◆ **The problem**: Could you write out the records below exactly as they appear, leaving out any pictures?

◆ **Data lines**:
:::::

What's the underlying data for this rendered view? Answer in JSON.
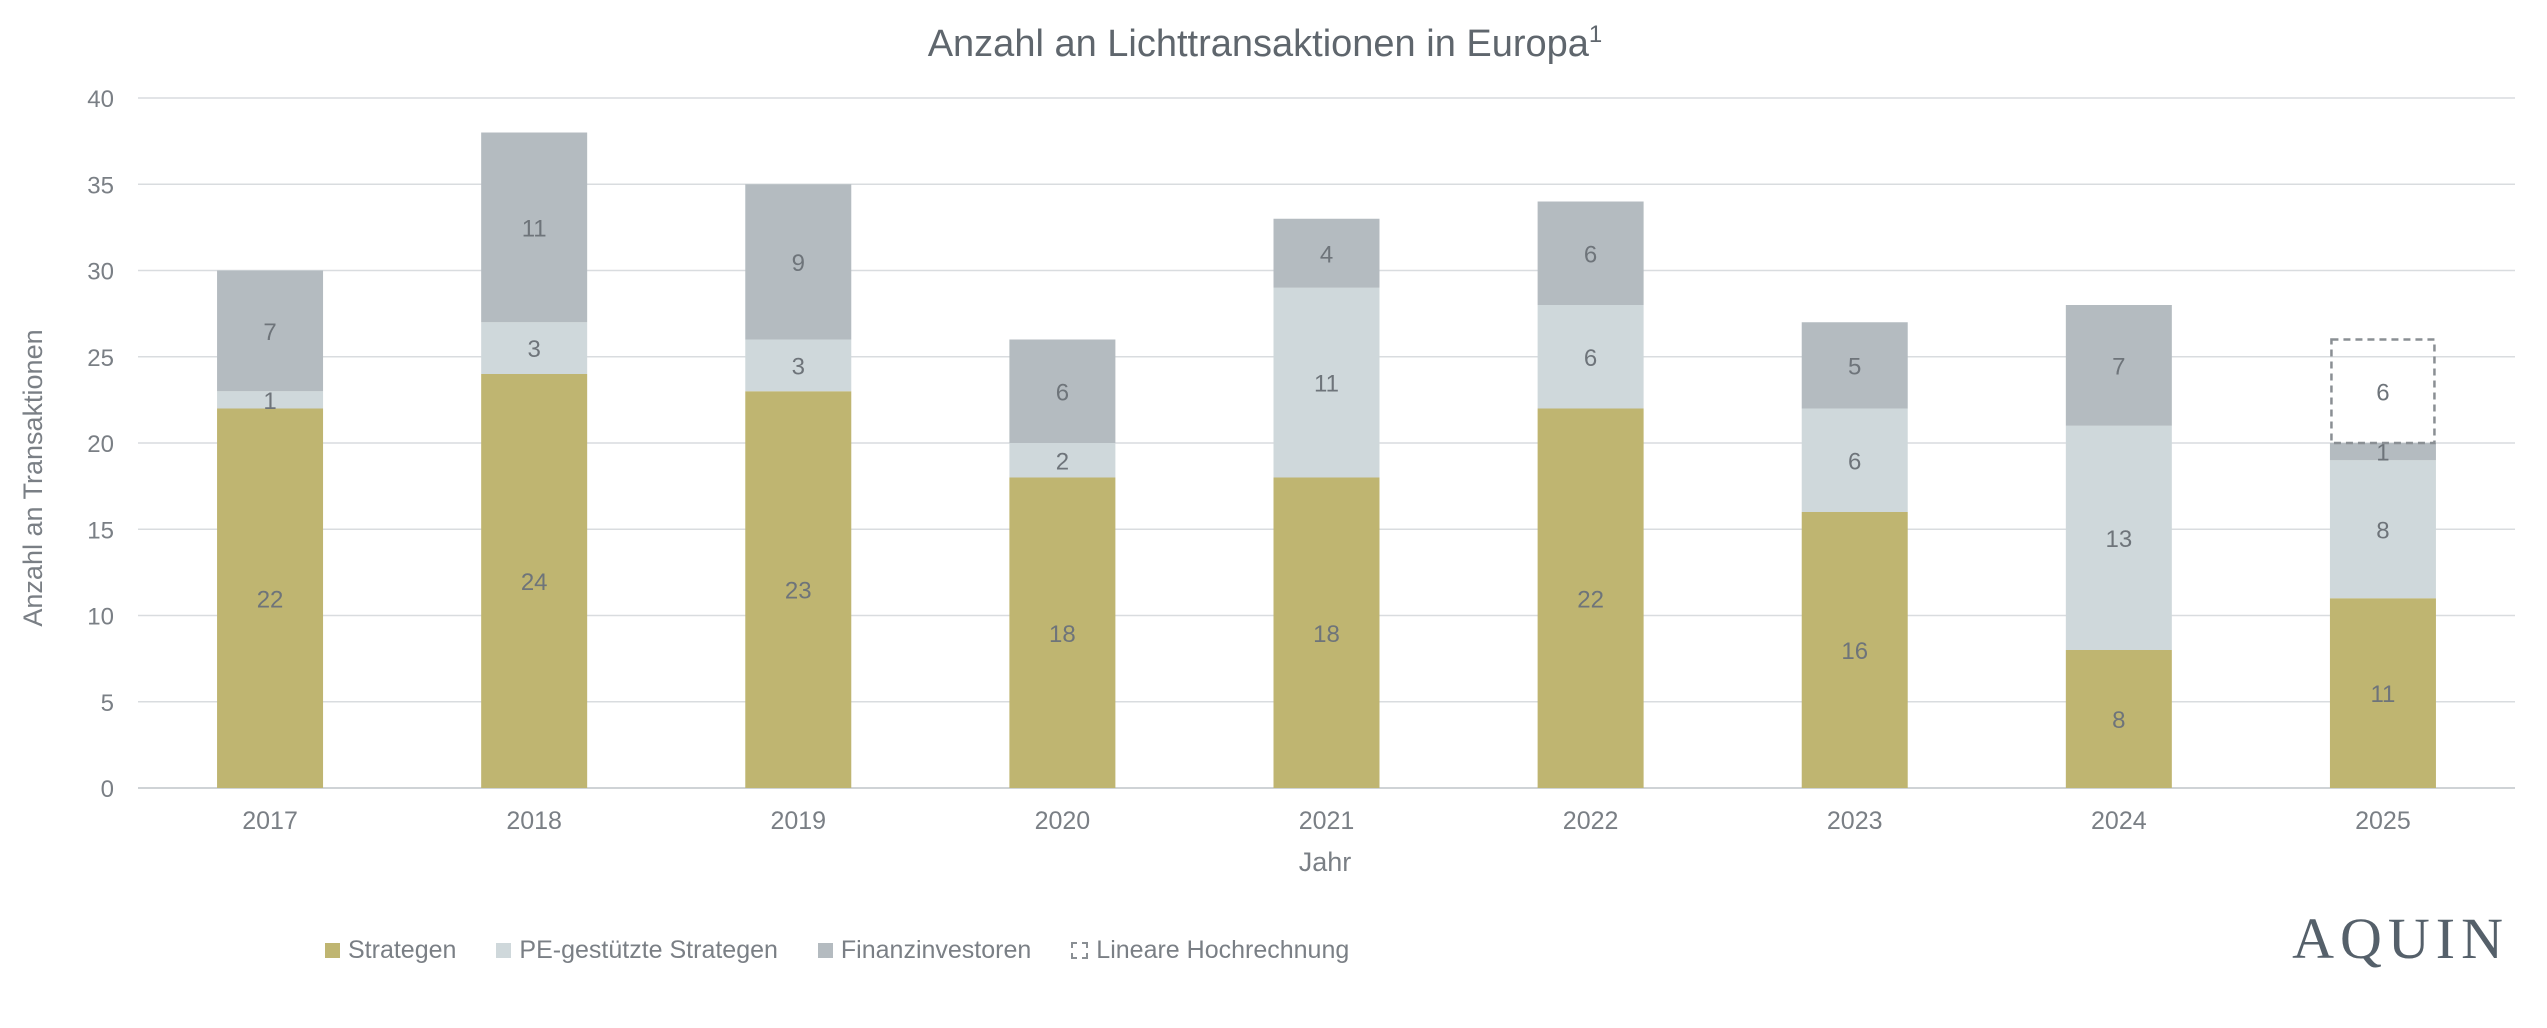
{
  "chart_data": {
    "type": "bar",
    "stacked": true,
    "title": "Anzahl an Lichttransaktionen in Europa",
    "title_superscript": "1",
    "xlabel": "Jahr",
    "ylabel": "Anzahl an Transaktionen",
    "ylim": [
      0,
      40
    ],
    "yticks": [
      0,
      5,
      10,
      15,
      20,
      25,
      30,
      35,
      40
    ],
    "grid": true,
    "legend_position": "bottom-left",
    "categories": [
      "2017",
      "2018",
      "2019",
      "2020",
      "2021",
      "2022",
      "2023",
      "2024",
      "2025"
    ],
    "series": [
      {
        "name": "Strategen",
        "color": "#bfb571",
        "values": [
          22,
          24,
          23,
          18,
          18,
          22,
          16,
          8,
          11
        ]
      },
      {
        "name": "PE-gestützte Strategen",
        "color": "#cfd8db",
        "values": [
          1,
          3,
          3,
          2,
          11,
          6,
          6,
          13,
          8
        ]
      },
      {
        "name": "Finanzinvestoren",
        "color": "#b4bbc0",
        "values": [
          7,
          11,
          9,
          6,
          4,
          6,
          5,
          7,
          1
        ]
      },
      {
        "name": "Lineare Hochrechnung",
        "color": "#8a8f94",
        "style": "dashed",
        "values": [
          0,
          0,
          0,
          0,
          0,
          0,
          0,
          0,
          6
        ]
      }
    ]
  },
  "legend": [
    {
      "label": "Strategen",
      "color": "#bfb571"
    },
    {
      "label": "PE-gestützte Strategen",
      "color": "#cfd8db"
    },
    {
      "label": "Finanzinvestoren",
      "color": "#b4bbc0"
    },
    {
      "label": "Lineare Hochrechnung",
      "color": "#8a8f94",
      "dashed": true
    }
  ],
  "brand": "AQUIN"
}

:::::

◆ **Exercise result**:
What's the underlying data for this rendered view? Answer in JSON.
{
  "chart_data": {
    "type": "bar",
    "stacked": true,
    "title": "Anzahl an Lichttransaktionen in Europa",
    "title_superscript": "1",
    "xlabel": "Jahr",
    "ylabel": "Anzahl an Transaktionen",
    "ylim": [
      0,
      40
    ],
    "yticks": [
      0,
      5,
      10,
      15,
      20,
      25,
      30,
      35,
      40
    ],
    "grid": true,
    "legend_position": "bottom-left",
    "categories": [
      "2017",
      "2018",
      "2019",
      "2020",
      "2021",
      "2022",
      "2023",
      "2024",
      "2025"
    ],
    "series": [
      {
        "name": "Strategen",
        "color": "#bfb571",
        "values": [
          22,
          24,
          23,
          18,
          18,
          22,
          16,
          8,
          11
        ]
      },
      {
        "name": "PE-gestützte Strategen",
        "color": "#cfd8db",
        "values": [
          1,
          3,
          3,
          2,
          11,
          6,
          6,
          13,
          8
        ]
      },
      {
        "name": "Finanzinvestoren",
        "color": "#b4bbc0",
        "values": [
          7,
          11,
          9,
          6,
          4,
          6,
          5,
          7,
          1
        ]
      },
      {
        "name": "Lineare Hochrechnung",
        "color": "#8a8f94",
        "style": "dashed",
        "values": [
          0,
          0,
          0,
          0,
          0,
          0,
          0,
          0,
          6
        ]
      }
    ]
  },
  "legend": [
    {
      "label": "Strategen",
      "color": "#bfb571"
    },
    {
      "label": "PE-gestützte Strategen",
      "color": "#cfd8db"
    },
    {
      "label": "Finanzinvestoren",
      "color": "#b4bbc0"
    },
    {
      "label": "Lineare Hochrechnung",
      "color": "#8a8f94",
      "dashed": true
    }
  ],
  "brand": "AQUIN"
}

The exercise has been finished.